— Start Provided data —
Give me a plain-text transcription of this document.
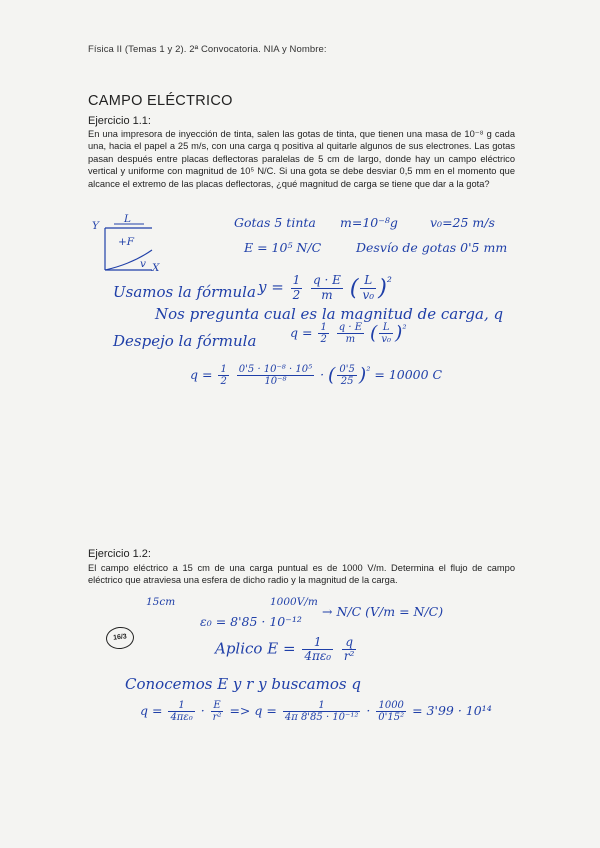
Física II (Temas 1 y 2). 2ª Convocatoria. NIA y Nombre:
CAMPO ELÉCTRICO
Ejercicio 1.1:
En una impresora de inyección de tinta, salen las gotas de tinta, que tienen una masa de 10⁻⁸ g cada una, hacia el papel a 25 m/s, con una carga q positiva al quitarle algunos de sus electrones. Las gotas pasan después entre placas deflectoras paralelas de 5 cm de largo, donde hay un campo eléctrico vertical y uniforme con magnitud de 10⁵ N/C. Si una gota se debe desviar 0,5 mm en el momento que alcance el extremo de las placas deflectoras, ¿qué magnitud de carga se tiene que dar a la gota?
Y
L
+F
v X
Gotas 5 tinta m=10⁻⁸g	v₀=25 m/s
E = 10⁵ N/C	Desvío de gotas 0'5 mm
Usamos la fórmula $y = \frac{1}{2}$
$\frac{q \cdot E}{m}$ ( $\frac{L}{\text{v₀}} )^{^2}$
Nos pregunta cual es la magnitud de carga, q
Despejo la fórmula	$q = \frac{1}{2}$
$\frac{q \cdot E}{m}$ ( $\frac{L}{\text{v₀}} )^{^2}$
$q = \frac{1}{2}$
$\frac{\text{0'5 · 10⁻⁸ · 10⁵}}{\text{10⁻⁸}}$ · ( $\frac{0'5}{25} )^{^2} = 10000$ C
Ejercicio 1.2:
El campo eléctrico a 15 cm de una carga puntual es de 1000 V/m. Determina el flujo de campo eléctrico que atraviesa una esfera de dicho radio y la magnitud de la carga.
15cm	1000V/m
→ N/C (V/m = N/C)
16/3
ε₀ = 8'85 · 10⁻¹²
Aplico $E = \frac{1}{\text{4πε₀}}$
$\frac{q}{\text{r²}}$
Conocemos E y r y buscamos q
$q = \frac{1}{\text{4πε₀}} \cdot \frac{E}{\text{r²}} => q = \frac{1}{\text{4π 8'85 · 10⁻¹²}} \cdot \frac{1000}{\text{0'15²}} = 3'99 \cdot 10^{14}$
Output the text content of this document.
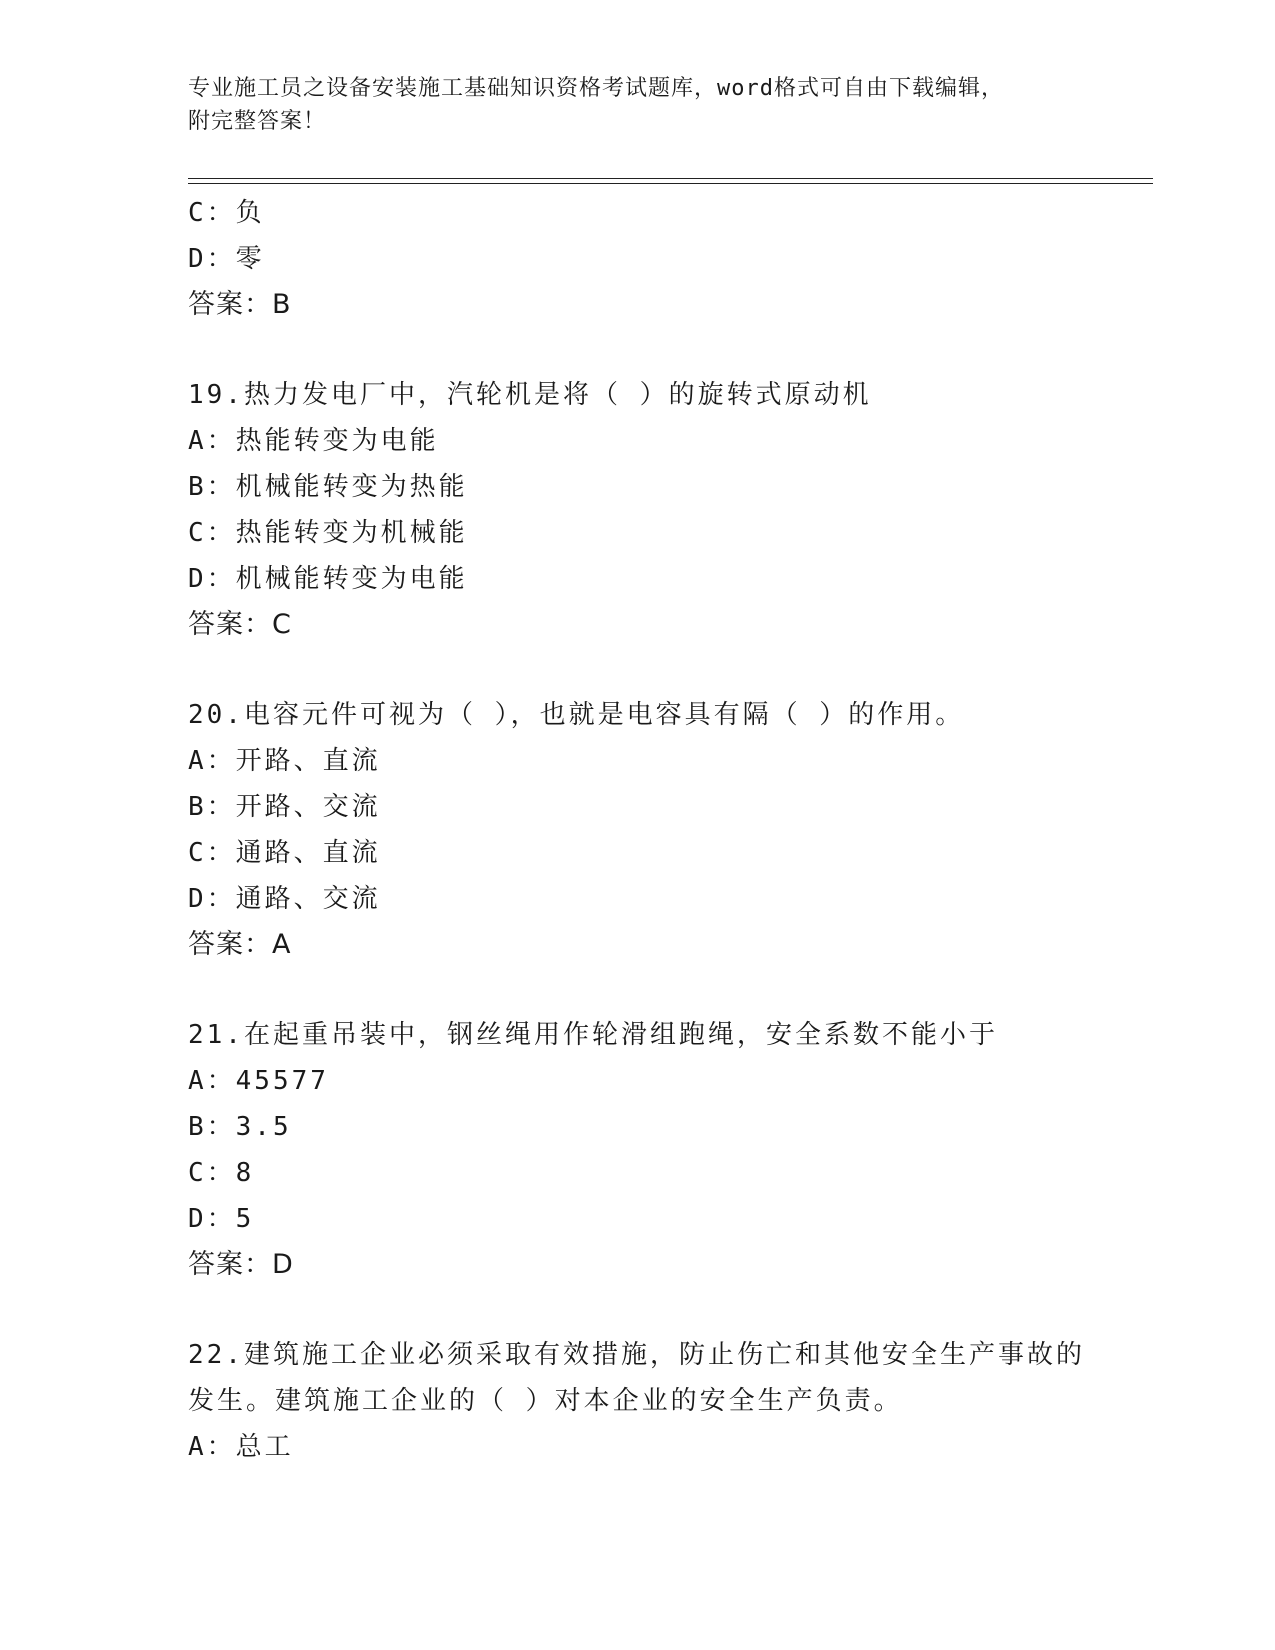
专业施工员之设备安装施工基础知识资格考试题库，word格式可自由下载编辑，
附完整答案！
C：负
D：零
答案：B
19.热力发电厂中，汽轮机是将（ ）的旋转式原动机
A：热能转变为电能
B：机械能转变为热能
C：热能转变为机械能
D：机械能转变为电能
答案：C
20.电容元件可视为（ ），也就是电容具有隔（ ）的作用。
A：开路、直流
B：开路、交流
C：通路、直流
D：通路、交流
答案：A
21.在起重吊装中，钢丝绳用作轮滑组跑绳，安全系数不能小于
A：45577
B：3.5
C：8
D：5
答案：D
22.建筑施工企业必须采取有效措施，防止伤亡和其他安全生产事故的
发生。建筑施工企业的（ ）对本企业的安全生产负责。
A：总工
— End Provided data —
◆ Aim of the exercise ◆
In the records above, find the line containing "Output the text content of this document.". Reproduce it and every line after it through the last line, omitting pictures.

◆ The result ◆
Output the text content of this document.
专业施工员之设备安装施工基础知识资格考试题库，word格式可自由下载编辑，
附完整答案！
C：负
D：零
答案：B
19.热力发电厂中，汽轮机是将（ ）的旋转式原动机
A：热能转变为电能
B：机械能转变为热能
C：热能转变为机械能
D：机械能转变为电能
答案：C
20.电容元件可视为（ ），也就是电容具有隔（ ）的作用。
A：开路、直流
B：开路、交流
C：通路、直流
D：通路、交流
答案：A
21.在起重吊装中，钢丝绳用作轮滑组跑绳，安全系数不能小于
A：45577
B：3.5
C：8
D：5
答案：D
22.建筑施工企业必须采取有效措施，防止伤亡和其他安全生产事故的
发生。建筑施工企业的（ ）对本企业的安全生产负责。
A：总工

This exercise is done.